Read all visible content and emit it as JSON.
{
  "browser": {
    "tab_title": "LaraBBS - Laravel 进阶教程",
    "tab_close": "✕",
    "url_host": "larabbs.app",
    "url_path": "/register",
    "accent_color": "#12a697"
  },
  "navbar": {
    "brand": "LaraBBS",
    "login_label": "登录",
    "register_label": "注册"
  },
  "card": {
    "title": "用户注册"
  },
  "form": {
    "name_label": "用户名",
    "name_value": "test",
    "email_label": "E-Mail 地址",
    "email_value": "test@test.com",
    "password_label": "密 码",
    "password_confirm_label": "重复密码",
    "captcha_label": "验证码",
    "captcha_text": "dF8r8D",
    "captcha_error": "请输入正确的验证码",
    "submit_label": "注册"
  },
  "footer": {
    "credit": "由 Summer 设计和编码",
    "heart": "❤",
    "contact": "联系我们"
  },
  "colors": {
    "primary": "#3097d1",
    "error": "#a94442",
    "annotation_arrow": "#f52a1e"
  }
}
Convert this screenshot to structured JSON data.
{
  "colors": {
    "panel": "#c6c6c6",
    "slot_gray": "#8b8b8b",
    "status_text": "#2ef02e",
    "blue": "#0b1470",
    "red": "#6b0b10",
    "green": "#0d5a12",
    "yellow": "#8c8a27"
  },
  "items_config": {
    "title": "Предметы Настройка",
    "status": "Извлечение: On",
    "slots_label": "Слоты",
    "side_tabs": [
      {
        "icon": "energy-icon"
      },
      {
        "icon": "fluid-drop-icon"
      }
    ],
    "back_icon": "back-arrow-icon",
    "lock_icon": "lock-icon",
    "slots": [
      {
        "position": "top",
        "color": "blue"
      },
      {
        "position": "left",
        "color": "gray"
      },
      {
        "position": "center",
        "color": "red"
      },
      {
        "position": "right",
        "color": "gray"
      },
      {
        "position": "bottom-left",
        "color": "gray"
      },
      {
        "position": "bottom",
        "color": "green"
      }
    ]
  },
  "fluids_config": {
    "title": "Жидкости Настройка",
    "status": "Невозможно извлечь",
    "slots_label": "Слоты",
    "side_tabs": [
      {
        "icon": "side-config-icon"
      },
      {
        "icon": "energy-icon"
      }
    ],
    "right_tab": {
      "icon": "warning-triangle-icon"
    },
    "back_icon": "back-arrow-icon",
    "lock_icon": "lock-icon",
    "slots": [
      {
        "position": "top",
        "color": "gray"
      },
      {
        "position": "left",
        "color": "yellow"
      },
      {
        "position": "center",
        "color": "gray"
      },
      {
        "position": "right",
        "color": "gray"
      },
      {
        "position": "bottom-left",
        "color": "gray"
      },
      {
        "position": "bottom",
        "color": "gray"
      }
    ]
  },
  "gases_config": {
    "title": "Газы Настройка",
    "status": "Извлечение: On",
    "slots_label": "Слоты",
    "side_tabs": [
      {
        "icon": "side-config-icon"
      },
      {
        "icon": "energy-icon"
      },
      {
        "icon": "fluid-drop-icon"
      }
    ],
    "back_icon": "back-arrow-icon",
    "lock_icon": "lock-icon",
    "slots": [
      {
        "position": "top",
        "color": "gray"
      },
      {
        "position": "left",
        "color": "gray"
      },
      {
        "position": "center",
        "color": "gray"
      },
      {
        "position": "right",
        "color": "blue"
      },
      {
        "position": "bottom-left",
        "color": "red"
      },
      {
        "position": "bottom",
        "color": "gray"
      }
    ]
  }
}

· · ·

WHAT THE TASK REQUIRES:
State how many lines of the listing above include the word "JSON". Give nothing but the number.

ANSWER FOR THE TASK:
2